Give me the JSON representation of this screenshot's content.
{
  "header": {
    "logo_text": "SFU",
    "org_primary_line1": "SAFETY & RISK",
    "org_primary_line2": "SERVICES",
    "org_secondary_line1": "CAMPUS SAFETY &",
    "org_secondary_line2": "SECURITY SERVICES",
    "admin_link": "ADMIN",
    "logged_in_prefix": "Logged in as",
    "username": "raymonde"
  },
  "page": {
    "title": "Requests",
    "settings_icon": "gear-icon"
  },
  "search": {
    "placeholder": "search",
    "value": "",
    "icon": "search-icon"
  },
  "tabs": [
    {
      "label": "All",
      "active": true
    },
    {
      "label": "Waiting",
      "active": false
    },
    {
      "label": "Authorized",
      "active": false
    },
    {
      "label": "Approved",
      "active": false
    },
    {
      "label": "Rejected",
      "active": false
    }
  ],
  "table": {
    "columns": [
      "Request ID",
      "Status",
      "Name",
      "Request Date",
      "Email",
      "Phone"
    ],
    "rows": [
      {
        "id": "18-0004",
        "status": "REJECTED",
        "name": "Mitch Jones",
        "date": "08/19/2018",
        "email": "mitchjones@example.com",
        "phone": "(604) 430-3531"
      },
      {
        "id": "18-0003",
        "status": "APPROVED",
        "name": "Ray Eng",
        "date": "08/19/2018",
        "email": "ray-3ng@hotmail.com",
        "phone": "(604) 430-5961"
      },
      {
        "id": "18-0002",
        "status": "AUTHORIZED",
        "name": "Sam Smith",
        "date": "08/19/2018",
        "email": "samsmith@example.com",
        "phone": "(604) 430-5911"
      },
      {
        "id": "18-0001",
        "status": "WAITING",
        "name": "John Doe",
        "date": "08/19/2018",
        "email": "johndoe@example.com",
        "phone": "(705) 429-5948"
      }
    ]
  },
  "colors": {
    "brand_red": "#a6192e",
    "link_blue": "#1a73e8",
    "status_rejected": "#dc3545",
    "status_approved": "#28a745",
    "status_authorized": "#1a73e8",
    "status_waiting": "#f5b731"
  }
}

TASK TO COMPLETE: Find the lines that include the string "search", then copy each of them.

COMPLETE OUTPUT:
  "search": {
    "placeholder": "search",
    "icon": "search-icon"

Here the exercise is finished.